===== Exercise input

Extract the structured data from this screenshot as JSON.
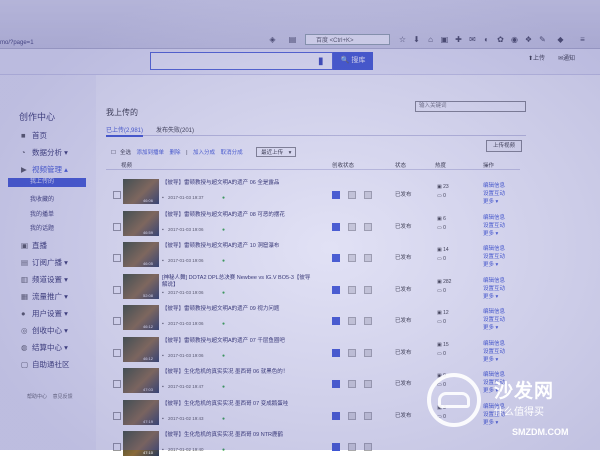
{
  "browser": {
    "url": "mo/?page=1",
    "search_engine_label": "百度 <Ctrl+K>"
  },
  "header": {
    "search_button": "搜库",
    "upload_link": "上传",
    "notify_link": "通知"
  },
  "sidebar": {
    "title": "创作中心",
    "items": [
      {
        "label": "首页",
        "icon": "home-icon"
      },
      {
        "label": "数据分析",
        "icon": "chart-icon"
      },
      {
        "label": "视频管理",
        "icon": "video-icon"
      }
    ],
    "sub_items": [
      "我上传的",
      "我收藏的",
      "我的播单",
      "我的话题"
    ],
    "items_after": [
      {
        "label": "直播",
        "icon": "live-icon"
      },
      {
        "label": "订阅广播",
        "icon": "broadcast-icon"
      },
      {
        "label": "频道设置",
        "icon": "channel-icon"
      },
      {
        "label": "流量推广",
        "icon": "traffic-icon"
      },
      {
        "label": "用户设置",
        "icon": "user-icon"
      },
      {
        "label": "创收中心",
        "icon": "money-icon"
      },
      {
        "label": "结算中心",
        "icon": "settle-icon"
      },
      {
        "label": "自助通社区",
        "icon": "community-icon"
      }
    ],
    "footer": [
      "帮助中心",
      "意见反馈"
    ]
  },
  "main": {
    "title": "我上传的",
    "filter_placeholder": "输入关键词",
    "tabs": [
      "已上传(2,981)",
      "发布失败(201)"
    ],
    "upload_video_button": "上传视频",
    "toolbar": {
      "select_all": "全选",
      "add_playlist": "添加到播单",
      "delete": "删除",
      "join_category": "加入分成",
      "cancel_category": "取消分成",
      "sort": "最近上传"
    },
    "columns": [
      "视频",
      "创收状态",
      "状态",
      "热度",
      "操作"
    ],
    "rows": [
      {
        "title": "【彼导】雷顿教授与超文明A的遗产 06 全是露品",
        "date": "2017-01-03 19:37",
        "duration": "46:06",
        "status": "已发布",
        "views": "23",
        "comments": "0",
        "actions": [
          "编辑信息",
          "设置互动",
          "更多"
        ]
      },
      {
        "title": "【彼导】雷顿教授与超文明A的遗产 08 可恶的摆花",
        "date": "2017-01-03 19:06",
        "duration": "46:59",
        "status": "已发布",
        "views": "6",
        "comments": "0",
        "actions": [
          "编辑信息",
          "设置互动",
          "更多"
        ]
      },
      {
        "title": "【彼导】雷顿教授与超文明A的遗产 10 洞窟瀑布",
        "date": "2017-01-03 19:06",
        "duration": "46:05",
        "status": "已发布",
        "views": "14",
        "comments": "0",
        "actions": [
          "编辑信息",
          "设置互动",
          "更多"
        ]
      },
      {
        "title": "[神秘人舞] DOTA2 DPL总决赛 Newbee vs IG.V BO5-3【彼导解说】",
        "date": "2017-01-03 19:06",
        "duration": "52:08",
        "status": "已发布",
        "views": "282",
        "comments": "0",
        "actions": [
          "编辑信息",
          "设置互动",
          "更多"
        ]
      },
      {
        "title": "【彼导】雷顿教授与超文明A的遗产 09 视力问题",
        "date": "2017-01-03 19:06",
        "duration": "46:12",
        "status": "已发布",
        "views": "12",
        "comments": "0",
        "actions": [
          "编辑信息",
          "设置互动",
          "更多"
        ]
      },
      {
        "title": "【彼导】雷顿教授与超文明A的遗产 07 千层鱼圈吧",
        "date": "2017-01-03 19:06",
        "duration": "46:12",
        "status": "已发布",
        "views": "15",
        "comments": "0",
        "actions": [
          "编辑信息",
          "设置互动",
          "更多"
        ]
      },
      {
        "title": "【彼导】生化危机的真实实况 墨西哥 06 就黑色的！",
        "date": "2017-01-02 19:47",
        "duration": "47:03",
        "status": "已发布",
        "views": "9",
        "comments": "0",
        "actions": [
          "编辑信息",
          "设置互动",
          "更多"
        ]
      },
      {
        "title": "【彼导】生化危机的真实实况 墨西哥 07 变成鹅蛋哇",
        "date": "2017-01-02 19:43",
        "duration": "47:19",
        "status": "已发布",
        "views": "3",
        "comments": "0",
        "actions": [
          "编辑信息",
          "设置互动",
          "更多"
        ]
      },
      {
        "title": "【彼导】生化危机的真实实况 墨西哥 09 NTR鹿鹤",
        "date": "2017-01-02 19:40",
        "duration": "47:10",
        "status": "",
        "views": "",
        "comments": "",
        "actions": []
      }
    ]
  },
  "watermark": {
    "title": "沙发网",
    "tagline": "值得买",
    "tagline_prefix": "什么",
    "url": "SMZDM.COM"
  },
  "colors": {
    "accent": "#3e56d4",
    "published_green": "#2fa83e"
  }
}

==========

▶ Your objective:
Leave the pictures out and output the rest of the listing exactly.

▶ Written reply:
Extract the structured data from this screenshot as JSON.
{
  "browser": {
    "url": "mo/?page=1",
    "search_engine_label": "百度 <Ctrl+K>"
  },
  "header": {
    "search_button": "搜库",
    "upload_link": "上传",
    "notify_link": "通知"
  },
  "sidebar": {
    "title": "创作中心",
    "items": [
      {
        "label": "首页",
        "icon": "home-icon"
      },
      {
        "label": "数据分析",
        "icon": "chart-icon"
      },
      {
        "label": "视频管理",
        "icon": "video-icon"
      }
    ],
    "sub_items": [
      "我上传的",
      "我收藏的",
      "我的播单",
      "我的话题"
    ],
    "items_after": [
      {
        "label": "直播",
        "icon": "live-icon"
      },
      {
        "label": "订阅广播",
        "icon": "broadcast-icon"
      },
      {
        "label": "频道设置",
        "icon": "channel-icon"
      },
      {
        "label": "流量推广",
        "icon": "traffic-icon"
      },
      {
        "label": "用户设置",
        "icon": "user-icon"
      },
      {
        "label": "创收中心",
        "icon": "money-icon"
      },
      {
        "label": "结算中心",
        "icon": "settle-icon"
      },
      {
        "label": "自助通社区",
        "icon": "community-icon"
      }
    ],
    "footer": [
      "帮助中心",
      "意见反馈"
    ]
  },
  "main": {
    "title": "我上传的",
    "filter_placeholder": "输入关键词",
    "tabs": [
      "已上传(2,981)",
      "发布失败(201)"
    ],
    "upload_video_button": "上传视频",
    "toolbar": {
      "select_all": "全选",
      "add_playlist": "添加到播单",
      "delete": "删除",
      "join_category": "加入分成",
      "cancel_category": "取消分成",
      "sort": "最近上传"
    },
    "columns": [
      "视频",
      "创收状态",
      "状态",
      "热度",
      "操作"
    ],
    "rows": [
      {
        "title": "【彼导】雷顿教授与超文明A的遗产 06 全是露品",
        "date": "2017-01-03 19:37",
        "duration": "46:06",
        "status": "已发布",
        "views": "23",
        "comments": "0",
        "actions": [
          "编辑信息",
          "设置互动",
          "更多"
        ]
      },
      {
        "title": "【彼导】雷顿教授与超文明A的遗产 08 可恶的摆花",
        "date": "2017-01-03 19:06",
        "duration": "46:59",
        "status": "已发布",
        "views": "6",
        "comments": "0",
        "actions": [
          "编辑信息",
          "设置互动",
          "更多"
        ]
      },
      {
        "title": "【彼导】雷顿教授与超文明A的遗产 10 洞窟瀑布",
        "date": "2017-01-03 19:06",
        "duration": "46:05",
        "status": "已发布",
        "views": "14",
        "comments": "0",
        "actions": [
          "编辑信息",
          "设置互动",
          "更多"
        ]
      },
      {
        "title": "[神秘人舞] DOTA2 DPL总决赛 Newbee vs IG.V BO5-3【彼导解说】",
        "date": "2017-01-03 19:06",
        "duration": "52:08",
        "status": "已发布",
        "views": "282",
        "comments": "0",
        "actions": [
          "编辑信息",
          "设置互动",
          "更多"
        ]
      },
      {
        "title": "【彼导】雷顿教授与超文明A的遗产 09 视力问题",
        "date": "2017-01-03 19:06",
        "duration": "46:12",
        "status": "已发布",
        "views": "12",
        "comments": "0",
        "actions": [
          "编辑信息",
          "设置互动",
          "更多"
        ]
      },
      {
        "title": "【彼导】雷顿教授与超文明A的遗产 07 千层鱼圈吧",
        "date": "2017-01-03 19:06",
        "duration": "46:12",
        "status": "已发布",
        "views": "15",
        "comments": "0",
        "actions": [
          "编辑信息",
          "设置互动",
          "更多"
        ]
      },
      {
        "title": "【彼导】生化危机的真实实况 墨西哥 06 就黑色的！",
        "date": "2017-01-02 19:47",
        "duration": "47:03",
        "status": "已发布",
        "views": "9",
        "comments": "0",
        "actions": [
          "编辑信息",
          "设置互动",
          "更多"
        ]
      },
      {
        "title": "【彼导】生化危机的真实实况 墨西哥 07 变成鹅蛋哇",
        "date": "2017-01-02 19:43",
        "duration": "47:19",
        "status": "已发布",
        "views": "3",
        "comments": "0",
        "actions": [
          "编辑信息",
          "设置互动",
          "更多"
        ]
      },
      {
        "title": "【彼导】生化危机的真实实况 墨西哥 09 NTR鹿鹤",
        "date": "2017-01-02 19:40",
        "duration": "47:10",
        "status": "",
        "views": "",
        "comments": "",
        "actions": []
      }
    ]
  },
  "watermark": {
    "title": "沙发网",
    "tagline": "值得买",
    "tagline_prefix": "什么",
    "url": "SMZDM.COM"
  },
  "colors": {
    "accent": "#3e56d4",
    "published_green": "#2fa83e"
  }
}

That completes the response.